Stored items
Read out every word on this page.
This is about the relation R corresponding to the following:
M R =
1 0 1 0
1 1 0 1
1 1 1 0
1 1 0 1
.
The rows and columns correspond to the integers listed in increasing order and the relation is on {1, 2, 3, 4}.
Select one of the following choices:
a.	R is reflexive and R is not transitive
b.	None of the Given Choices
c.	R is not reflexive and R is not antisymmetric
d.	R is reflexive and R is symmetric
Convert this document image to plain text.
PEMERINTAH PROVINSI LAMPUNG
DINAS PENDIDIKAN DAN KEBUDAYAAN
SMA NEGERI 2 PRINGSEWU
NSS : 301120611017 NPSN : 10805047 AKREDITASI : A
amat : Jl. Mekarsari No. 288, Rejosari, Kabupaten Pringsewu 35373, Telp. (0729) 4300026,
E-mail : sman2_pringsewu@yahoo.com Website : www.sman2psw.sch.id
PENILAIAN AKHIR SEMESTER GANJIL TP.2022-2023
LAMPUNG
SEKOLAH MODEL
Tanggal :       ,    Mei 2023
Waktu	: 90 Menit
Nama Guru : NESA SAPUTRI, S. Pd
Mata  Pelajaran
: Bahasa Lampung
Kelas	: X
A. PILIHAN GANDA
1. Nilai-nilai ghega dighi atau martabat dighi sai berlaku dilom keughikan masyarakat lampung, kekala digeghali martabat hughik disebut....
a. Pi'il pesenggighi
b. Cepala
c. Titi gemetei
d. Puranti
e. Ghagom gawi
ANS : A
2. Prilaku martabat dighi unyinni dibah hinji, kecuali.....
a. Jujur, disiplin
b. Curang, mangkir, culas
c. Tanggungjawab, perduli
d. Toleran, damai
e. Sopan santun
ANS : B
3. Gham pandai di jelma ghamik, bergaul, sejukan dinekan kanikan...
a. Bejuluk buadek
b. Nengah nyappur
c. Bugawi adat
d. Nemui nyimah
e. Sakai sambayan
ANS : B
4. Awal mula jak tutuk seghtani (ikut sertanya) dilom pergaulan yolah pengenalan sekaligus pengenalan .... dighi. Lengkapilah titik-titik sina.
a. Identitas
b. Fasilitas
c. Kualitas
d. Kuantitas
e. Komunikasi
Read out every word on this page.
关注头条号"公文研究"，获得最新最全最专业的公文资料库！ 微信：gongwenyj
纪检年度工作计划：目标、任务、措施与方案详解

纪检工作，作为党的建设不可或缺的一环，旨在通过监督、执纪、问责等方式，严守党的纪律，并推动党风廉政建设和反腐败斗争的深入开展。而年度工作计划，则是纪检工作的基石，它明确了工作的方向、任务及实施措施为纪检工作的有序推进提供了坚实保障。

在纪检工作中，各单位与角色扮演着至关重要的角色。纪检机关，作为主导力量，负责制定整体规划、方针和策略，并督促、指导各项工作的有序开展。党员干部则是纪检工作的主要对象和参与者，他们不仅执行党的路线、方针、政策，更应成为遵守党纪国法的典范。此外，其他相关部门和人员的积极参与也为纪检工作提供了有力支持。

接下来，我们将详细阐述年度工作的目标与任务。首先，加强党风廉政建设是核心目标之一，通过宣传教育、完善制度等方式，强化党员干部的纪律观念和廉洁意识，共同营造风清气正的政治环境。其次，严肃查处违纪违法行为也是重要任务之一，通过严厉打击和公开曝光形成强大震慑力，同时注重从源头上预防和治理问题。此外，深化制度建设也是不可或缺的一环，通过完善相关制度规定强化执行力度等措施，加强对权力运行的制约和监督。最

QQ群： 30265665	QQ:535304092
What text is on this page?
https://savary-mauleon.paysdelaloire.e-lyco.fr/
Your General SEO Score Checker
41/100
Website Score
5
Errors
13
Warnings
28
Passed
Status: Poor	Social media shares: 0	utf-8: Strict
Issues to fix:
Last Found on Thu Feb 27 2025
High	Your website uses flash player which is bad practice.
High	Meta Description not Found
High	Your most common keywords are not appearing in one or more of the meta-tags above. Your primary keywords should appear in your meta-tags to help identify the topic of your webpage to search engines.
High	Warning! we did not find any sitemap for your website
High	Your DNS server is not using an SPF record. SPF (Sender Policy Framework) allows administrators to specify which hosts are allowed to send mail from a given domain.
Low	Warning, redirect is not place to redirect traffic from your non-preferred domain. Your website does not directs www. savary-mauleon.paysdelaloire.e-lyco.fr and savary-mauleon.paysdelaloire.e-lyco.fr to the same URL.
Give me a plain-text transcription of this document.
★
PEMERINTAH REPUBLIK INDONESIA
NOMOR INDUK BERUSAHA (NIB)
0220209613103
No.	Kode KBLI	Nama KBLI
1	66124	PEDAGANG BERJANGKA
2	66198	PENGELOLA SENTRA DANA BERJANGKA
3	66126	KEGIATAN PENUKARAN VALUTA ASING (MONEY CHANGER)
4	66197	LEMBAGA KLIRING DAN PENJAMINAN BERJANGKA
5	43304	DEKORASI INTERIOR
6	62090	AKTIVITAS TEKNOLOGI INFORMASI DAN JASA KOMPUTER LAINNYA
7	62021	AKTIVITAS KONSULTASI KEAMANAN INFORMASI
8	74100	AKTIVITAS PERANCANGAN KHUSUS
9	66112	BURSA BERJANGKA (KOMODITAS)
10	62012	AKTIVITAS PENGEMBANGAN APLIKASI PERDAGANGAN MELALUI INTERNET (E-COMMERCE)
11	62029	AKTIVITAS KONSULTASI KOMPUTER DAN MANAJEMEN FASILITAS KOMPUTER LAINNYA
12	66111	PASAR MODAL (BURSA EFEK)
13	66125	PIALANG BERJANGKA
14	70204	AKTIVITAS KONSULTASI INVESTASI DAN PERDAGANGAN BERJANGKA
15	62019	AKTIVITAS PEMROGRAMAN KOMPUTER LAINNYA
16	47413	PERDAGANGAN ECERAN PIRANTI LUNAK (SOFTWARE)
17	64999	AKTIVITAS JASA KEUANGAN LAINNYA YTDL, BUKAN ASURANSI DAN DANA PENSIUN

- [Task description]:
Write out every line of the records exactly.

- [Exercise answer]:
Read out every word on this page.
This is about the relation R corresponding to the following:
M R =
1 0 1 0
1 1 0 1
1 1 1 0
1 1 0 1
.
The rows and columns correspond to the integers listed in increasing order and the relation is on {1, 2, 3, 4}.
Select one of the following choices:
a.	R is reflexive and R is not transitive
b.	None of the Given Choices
c.	R is not reflexive and R is not antisymmetric
d.	R is reflexive and R is symmetric
Convert this document image to plain text.
PEMERINTAH PROVINSI LAMPUNG
DINAS PENDIDIKAN DAN KEBUDAYAAN
SMA NEGERI 2 PRINGSEWU
NSS : 301120611017 NPSN : 10805047 AKREDITASI : A
amat : Jl. Mekarsari No. 288, Rejosari, Kabupaten Pringsewu 35373, Telp. (0729) 4300026,
E-mail : sman2_pringsewu@yahoo.com Website : www.sman2psw.sch.id
PENILAIAN AKHIR SEMESTER GANJIL TP.2022-2023
LAMPUNG
SEKOLAH MODEL
Tanggal :       ,    Mei 2023
Waktu	: 90 Menit
Nama Guru : NESA SAPUTRI, S. Pd
Mata  Pelajaran
: Bahasa Lampung
Kelas	: X
A. PILIHAN GANDA
1. Nilai-nilai ghega dighi atau martabat dighi sai berlaku dilom keughikan masyarakat lampung, kekala digeghali martabat hughik disebut....
a. Pi'il pesenggighi
b. Cepala
c. Titi gemetei
d. Puranti
e. Ghagom gawi
ANS : A
2. Prilaku martabat dighi unyinni dibah hinji, kecuali.....
a. Jujur, disiplin
b. Curang, mangkir, culas
c. Tanggungjawab, perduli
d. Toleran, damai
e. Sopan santun
ANS : B
3. Gham pandai di jelma ghamik, bergaul, sejukan dinekan kanikan...
a. Bejuluk buadek
b. Nengah nyappur
c. Bugawi adat
d. Nemui nyimah
e. Sakai sambayan
ANS : B
4. Awal mula jak tutuk seghtani (ikut sertanya) dilom pergaulan yolah pengenalan sekaligus pengenalan .... dighi. Lengkapilah titik-titik sina.
a. Identitas
b. Fasilitas
c. Kualitas
d. Kuantitas
e. Komunikasi
Read out every word on this page.
关注头条号"公文研究"，获得最新最全最专业的公文资料库！ 微信：gongwenyj
纪检年度工作计划：目标、任务、措施与方案详解

纪检工作，作为党的建设不可或缺的一环，旨在通过监督、执纪、问责等方式，严守党的纪律，并推动党风廉政建设和反腐败斗争的深入开展。而年度工作计划，则是纪检工作的基石，它明确了工作的方向、任务及实施措施为纪检工作的有序推进提供了坚实保障。

在纪检工作中，各单位与角色扮演着至关重要的角色。纪检机关，作为主导力量，负责制定整体规划、方针和策略，并督促、指导各项工作的有序开展。党员干部则是纪检工作的主要对象和参与者，他们不仅执行党的路线、方针、政策，更应成为遵守党纪国法的典范。此外，其他相关部门和人员的积极参与也为纪检工作提供了有力支持。

接下来，我们将详细阐述年度工作的目标与任务。首先，加强党风廉政建设是核心目标之一，通过宣传教育、完善制度等方式，强化党员干部的纪律观念和廉洁意识，共同营造风清气正的政治环境。其次，严肃查处违纪违法行为也是重要任务之一，通过严厉打击和公开曝光形成强大震慑力，同时注重从源头上预防和治理问题。此外，深化制度建设也是不可或缺的一环，通过完善相关制度规定强化执行力度等措施，加强对权力运行的制约和监督。最

QQ群： 30265665	QQ:535304092
What text is on this page?
https://savary-mauleon.paysdelaloire.e-lyco.fr/
Your General SEO Score Checker
41/100
Website Score
5
Errors
13
Warnings
28
Passed
Status: Poor	Social media shares: 0	utf-8: Strict
Issues to fix:
Last Found on Thu Feb 27 2025
High	Your website uses flash player which is bad practice.
High	Meta Description not Found
High	Your most common keywords are not appearing in one or more of the meta-tags above. Your primary keywords should appear in your meta-tags to help identify the topic of your webpage to search engines.
High	Warning! we did not find any sitemap for your website
High	Your DNS server is not using an SPF record. SPF (Sender Policy Framework) allows administrators to specify which hosts are allowed to send mail from a given domain.
Low	Warning, redirect is not place to redirect traffic from your non-preferred domain. Your website does not directs www. savary-mauleon.paysdelaloire.e-lyco.fr and savary-mauleon.paysdelaloire.e-lyco.fr to the same URL.
Give me a plain-text transcription of this document.
★
PEMERINTAH REPUBLIK INDONESIA
NOMOR INDUK BERUSAHA (NIB)
0220209613103
No.	Kode KBLI	Nama KBLI
1	66124	PEDAGANG BERJANGKA
2	66198	PENGELOLA SENTRA DANA BERJANGKA
3	66126	KEGIATAN PENUKARAN VALUTA ASING (MONEY CHANGER)
4	66197	LEMBAGA KLIRING DAN PENJAMINAN BERJANGKA
5	43304	DEKORASI INTERIOR
6	62090	AKTIVITAS TEKNOLOGI INFORMASI DAN JASA KOMPUTER LAINNYA
7	62021	AKTIVITAS KONSULTASI KEAMANAN INFORMASI
8	74100	AKTIVITAS PERANCANGAN KHUSUS
9	66112	BURSA BERJANGKA (KOMODITAS)
10	62012	AKTIVITAS PENGEMBANGAN APLIKASI PERDAGANGAN MELALUI INTERNET (E-COMMERCE)
11	62029	AKTIVITAS KONSULTASI KOMPUTER DAN MANAJEMEN FASILITAS KOMPUTER LAINNYA
12	66111	PASAR MODAL (BURSA EFEK)
13	66125	PIALANG BERJANGKA
14	70204	AKTIVITAS KONSULTASI INVESTASI DAN PERDAGANGAN BERJANGKA
15	62019	AKTIVITAS PEMROGRAMAN KOMPUTER LAINNYA
16	47413	PERDAGANGAN ECERAN PIRANTI LUNAK (SOFTWARE)
17	64999	AKTIVITAS JASA KEUANGAN LAINNYA YTDL, BUKAN ASURANSI DAN DANA PENSIUN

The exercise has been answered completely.